WRITTEN TASK ->
Write out all lines holding the word "divorce".

DATA ROWS ->
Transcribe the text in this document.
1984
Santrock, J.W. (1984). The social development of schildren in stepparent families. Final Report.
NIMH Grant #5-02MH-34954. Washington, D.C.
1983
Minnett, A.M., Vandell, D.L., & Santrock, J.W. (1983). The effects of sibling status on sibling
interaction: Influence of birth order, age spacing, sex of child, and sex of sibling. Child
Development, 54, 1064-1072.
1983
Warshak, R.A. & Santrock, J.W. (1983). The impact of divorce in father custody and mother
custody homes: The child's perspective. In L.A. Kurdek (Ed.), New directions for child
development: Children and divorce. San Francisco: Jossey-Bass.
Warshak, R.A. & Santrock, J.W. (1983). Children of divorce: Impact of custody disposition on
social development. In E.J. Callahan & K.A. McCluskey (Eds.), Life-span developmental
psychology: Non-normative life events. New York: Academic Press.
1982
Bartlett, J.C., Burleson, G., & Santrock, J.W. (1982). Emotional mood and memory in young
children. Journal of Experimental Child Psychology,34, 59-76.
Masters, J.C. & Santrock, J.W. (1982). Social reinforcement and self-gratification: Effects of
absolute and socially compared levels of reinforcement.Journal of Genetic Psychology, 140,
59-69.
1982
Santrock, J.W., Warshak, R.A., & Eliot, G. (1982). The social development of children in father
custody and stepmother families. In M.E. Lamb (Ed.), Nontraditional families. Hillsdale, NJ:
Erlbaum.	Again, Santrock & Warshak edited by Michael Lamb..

EXERCISE SOLUTION ->
Warshak, R.A. & Santrock, J.W. (1983). The impact of divorce in father custody and mother
development: Children and divorce. San Francisco: Jossey-Bass.
Warshak, R.A. & Santrock, J.W. (1983). Children of divorce: Impact of custody disposition on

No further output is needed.